Objective: Reproduce every line of the data below verbatim, without altering, omitting, or reordering anything.

Supplied entries:
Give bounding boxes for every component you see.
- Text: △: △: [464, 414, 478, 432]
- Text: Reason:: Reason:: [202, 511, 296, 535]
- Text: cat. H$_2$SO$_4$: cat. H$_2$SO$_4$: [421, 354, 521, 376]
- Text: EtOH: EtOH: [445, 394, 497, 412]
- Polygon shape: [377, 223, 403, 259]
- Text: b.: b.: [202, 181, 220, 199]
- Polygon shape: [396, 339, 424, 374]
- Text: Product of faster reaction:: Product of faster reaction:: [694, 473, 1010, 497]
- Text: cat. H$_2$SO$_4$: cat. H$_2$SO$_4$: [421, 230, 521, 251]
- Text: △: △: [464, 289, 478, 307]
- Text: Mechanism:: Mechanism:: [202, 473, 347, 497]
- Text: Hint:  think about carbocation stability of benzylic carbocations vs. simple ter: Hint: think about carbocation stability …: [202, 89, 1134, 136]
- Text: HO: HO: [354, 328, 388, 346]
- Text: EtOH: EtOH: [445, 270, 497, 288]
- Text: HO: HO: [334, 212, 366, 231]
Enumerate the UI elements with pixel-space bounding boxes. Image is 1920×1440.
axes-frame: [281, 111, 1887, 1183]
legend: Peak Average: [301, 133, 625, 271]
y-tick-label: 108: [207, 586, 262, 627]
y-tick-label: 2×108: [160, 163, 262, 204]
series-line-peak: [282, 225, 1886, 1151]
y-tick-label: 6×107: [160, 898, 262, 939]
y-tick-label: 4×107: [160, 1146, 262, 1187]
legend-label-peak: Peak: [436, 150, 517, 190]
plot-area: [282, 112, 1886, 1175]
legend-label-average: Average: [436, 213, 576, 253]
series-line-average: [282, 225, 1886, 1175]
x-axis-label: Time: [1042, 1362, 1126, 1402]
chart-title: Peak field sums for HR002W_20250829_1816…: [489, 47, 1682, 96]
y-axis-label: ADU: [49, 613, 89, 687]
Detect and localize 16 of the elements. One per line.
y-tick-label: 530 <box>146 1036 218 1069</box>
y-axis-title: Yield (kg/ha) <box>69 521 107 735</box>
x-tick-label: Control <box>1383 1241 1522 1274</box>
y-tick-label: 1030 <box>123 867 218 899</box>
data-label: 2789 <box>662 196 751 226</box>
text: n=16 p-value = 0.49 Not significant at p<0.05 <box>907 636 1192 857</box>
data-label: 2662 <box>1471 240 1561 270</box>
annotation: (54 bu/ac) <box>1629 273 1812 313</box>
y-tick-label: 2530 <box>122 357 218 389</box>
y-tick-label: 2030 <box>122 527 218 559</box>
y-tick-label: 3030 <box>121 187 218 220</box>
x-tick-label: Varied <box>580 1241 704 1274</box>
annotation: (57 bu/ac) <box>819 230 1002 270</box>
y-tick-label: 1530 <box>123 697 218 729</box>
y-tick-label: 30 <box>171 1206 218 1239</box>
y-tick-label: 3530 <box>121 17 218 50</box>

Output for this task:
Give bounding boxes for every component you see.
- Text: △: △: [464, 414, 478, 432]
- Text: Reason:: Reason:: [202, 511, 296, 535]
- Text: cat. H$_2$SO$_4$: cat. H$_2$SO$_4$: [421, 354, 521, 376]
- Text: EtOH: EtOH: [445, 394, 497, 412]
- Polygon shape: [377, 223, 403, 259]
- Text: b.: b.: [202, 181, 220, 199]
- Polygon shape: [396, 339, 424, 374]
- Text: Product of faster reaction:: Product of faster reaction:: [694, 473, 1010, 497]
- Text: cat. H$_2$SO$_4$: cat. H$_2$SO$_4$: [421, 230, 521, 251]
- Text: △: △: [464, 289, 478, 307]
- Text: Mechanism:: Mechanism:: [202, 473, 347, 497]
- Text: Hint:  think about carbocation stability of benzylic carbocations vs. simple ter: Hint: think about carbocation stability …: [202, 89, 1134, 136]
- Text: HO: HO: [354, 328, 388, 346]
- Text: EtOH: EtOH: [445, 270, 497, 288]
- Text: HO: HO: [334, 212, 366, 231]
Enumerate the UI elements with pixel-space bounding boxes. Image is 1920×1440.
axes-frame: [281, 111, 1887, 1183]
legend: Peak Average: [301, 133, 625, 271]
y-tick-label: 108: [207, 586, 262, 627]
y-tick-label: 2×108: [160, 163, 262, 204]
series-line-peak: [282, 225, 1886, 1151]
y-tick-label: 6×107: [160, 898, 262, 939]
y-tick-label: 4×107: [160, 1146, 262, 1187]
legend-label-peak: Peak: [436, 150, 517, 190]
plot-area: [282, 112, 1886, 1175]
legend-label-average: Average: [436, 213, 576, 253]
series-line-average: [282, 225, 1886, 1175]
x-axis-label: Time: [1042, 1362, 1126, 1402]
chart-title: Peak field sums for HR002W_20250829_1816…: [489, 47, 1682, 96]
y-axis-label: ADU: [49, 613, 89, 687]
Detect and localize 16 of the elements. One per line.
y-tick-label: 530 <box>146 1036 218 1069</box>
y-axis-title: Yield (kg/ha) <box>69 521 107 735</box>
x-tick-label: Control <box>1383 1241 1522 1274</box>
y-tick-label: 1030 <box>123 867 218 899</box>
data-label: 2789 <box>662 196 751 226</box>
text: n=16 p-value = 0.49 Not significant at p<0.05 <box>907 636 1192 857</box>
data-label: 2662 <box>1471 240 1561 270</box>
annotation: (54 bu/ac) <box>1629 273 1812 313</box>
y-tick-label: 2530 <box>122 357 218 389</box>
y-tick-label: 2030 <box>122 527 218 559</box>
y-tick-label: 3030 <box>121 187 218 220</box>
x-tick-label: Varied <box>580 1241 704 1274</box>
annotation: (57 bu/ac) <box>819 230 1002 270</box>
y-tick-label: 1530 <box>123 697 218 729</box>
y-tick-label: 30 <box>171 1206 218 1239</box>
y-tick-label: 3530 <box>121 17 218 50</box>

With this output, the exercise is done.